### Exercise:
Reproduce the records below in their entirety, character for character.

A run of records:
────────

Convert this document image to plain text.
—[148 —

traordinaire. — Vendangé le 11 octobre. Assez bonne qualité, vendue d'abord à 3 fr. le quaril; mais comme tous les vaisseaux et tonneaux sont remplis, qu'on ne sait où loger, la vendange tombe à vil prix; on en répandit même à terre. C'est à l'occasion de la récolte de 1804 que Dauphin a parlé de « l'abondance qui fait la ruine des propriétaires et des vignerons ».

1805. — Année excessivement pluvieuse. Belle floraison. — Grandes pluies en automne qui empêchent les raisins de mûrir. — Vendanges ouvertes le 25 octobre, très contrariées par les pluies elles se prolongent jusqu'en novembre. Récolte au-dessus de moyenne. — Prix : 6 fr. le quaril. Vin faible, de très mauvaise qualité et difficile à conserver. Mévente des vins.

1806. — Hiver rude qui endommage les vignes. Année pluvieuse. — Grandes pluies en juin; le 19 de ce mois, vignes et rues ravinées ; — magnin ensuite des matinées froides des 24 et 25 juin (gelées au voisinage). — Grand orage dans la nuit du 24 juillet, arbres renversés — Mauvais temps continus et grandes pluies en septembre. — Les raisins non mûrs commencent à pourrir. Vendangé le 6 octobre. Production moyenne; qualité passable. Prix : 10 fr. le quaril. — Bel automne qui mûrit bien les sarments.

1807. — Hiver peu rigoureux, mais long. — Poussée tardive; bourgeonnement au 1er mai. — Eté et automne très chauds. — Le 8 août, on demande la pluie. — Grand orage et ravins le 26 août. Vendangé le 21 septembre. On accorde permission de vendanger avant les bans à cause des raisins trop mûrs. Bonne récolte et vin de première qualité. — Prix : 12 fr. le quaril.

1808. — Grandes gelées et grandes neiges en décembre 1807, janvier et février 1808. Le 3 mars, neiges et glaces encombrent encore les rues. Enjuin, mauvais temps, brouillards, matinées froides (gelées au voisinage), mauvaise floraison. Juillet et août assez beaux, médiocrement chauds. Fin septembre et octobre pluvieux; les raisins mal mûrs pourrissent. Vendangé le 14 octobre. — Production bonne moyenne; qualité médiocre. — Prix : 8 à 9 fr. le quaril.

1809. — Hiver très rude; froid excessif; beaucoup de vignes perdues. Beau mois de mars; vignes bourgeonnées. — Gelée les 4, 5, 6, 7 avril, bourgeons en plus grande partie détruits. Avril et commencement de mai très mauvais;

────────

### In response:
Convert this document image to plain text.
—[148 —

traordinaire. — Vendangé le 11 octobre. Assez bonne qualité, vendue d'abord à 3 fr. le quaril; mais comme tous les vaisseaux et tonneaux sont remplis, qu'on ne sait où loger, la vendange tombe à vil prix; on en répandit même à terre. C'est à l'occasion de la récolte de 1804 que Dauphin a parlé de « l'abondance qui fait la ruine des propriétaires et des vignerons ».

1805. — Année excessivement pluvieuse. Belle floraison. — Grandes pluies en automne qui empêchent les raisins de mûrir. — Vendanges ouvertes le 25 octobre, très contrariées par les pluies elles se prolongent jusqu'en novembre. Récolte au-dessus de moyenne. — Prix : 6 fr. le quaril. Vin faible, de très mauvaise qualité et difficile à conserver. Mévente des vins.

1806. — Hiver rude qui endommage les vignes. Année pluvieuse. — Grandes pluies en juin; le 19 de ce mois, vignes et rues ravinées ; — magnin ensuite des matinées froides des 24 et 25 juin (gelées au voisinage). — Grand orage dans la nuit du 24 juillet, arbres renversés — Mauvais temps continus et grandes pluies en septembre. — Les raisins non mûrs commencent à pourrir. Vendangé le 6 octobre. Production moyenne; qualité passable. Prix : 10 fr. le quaril. — Bel automne qui mûrit bien les sarments.

1807. — Hiver peu rigoureux, mais long. — Poussée tardive; bourgeonnement au 1er mai. — Eté et automne très chauds. — Le 8 août, on demande la pluie. — Grand orage et ravins le 26 août. Vendangé le 21 septembre. On accorde permission de vendanger avant les bans à cause des raisins trop mûrs. Bonne récolte et vin de première qualité. — Prix : 12 fr. le quaril.

1808. — Grandes gelées et grandes neiges en décembre 1807, janvier et février 1808. Le 3 mars, neiges et glaces encombrent encore les rues. Enjuin, mauvais temps, brouillards, matinées froides (gelées au voisinage), mauvaise floraison. Juillet et août assez beaux, médiocrement chauds. Fin septembre et octobre pluvieux; les raisins mal mûrs pourrissent. Vendangé le 14 octobre. — Production bonne moyenne; qualité médiocre. — Prix : 8 à 9 fr. le quaril.

1809. — Hiver très rude; froid excessif; beaucoup de vignes perdues. Beau mois de mars; vignes bourgeonnées. — Gelée les 4, 5, 6, 7 avril, bourgeons en plus grande partie détruits. Avril et commencement de mai très mauvais;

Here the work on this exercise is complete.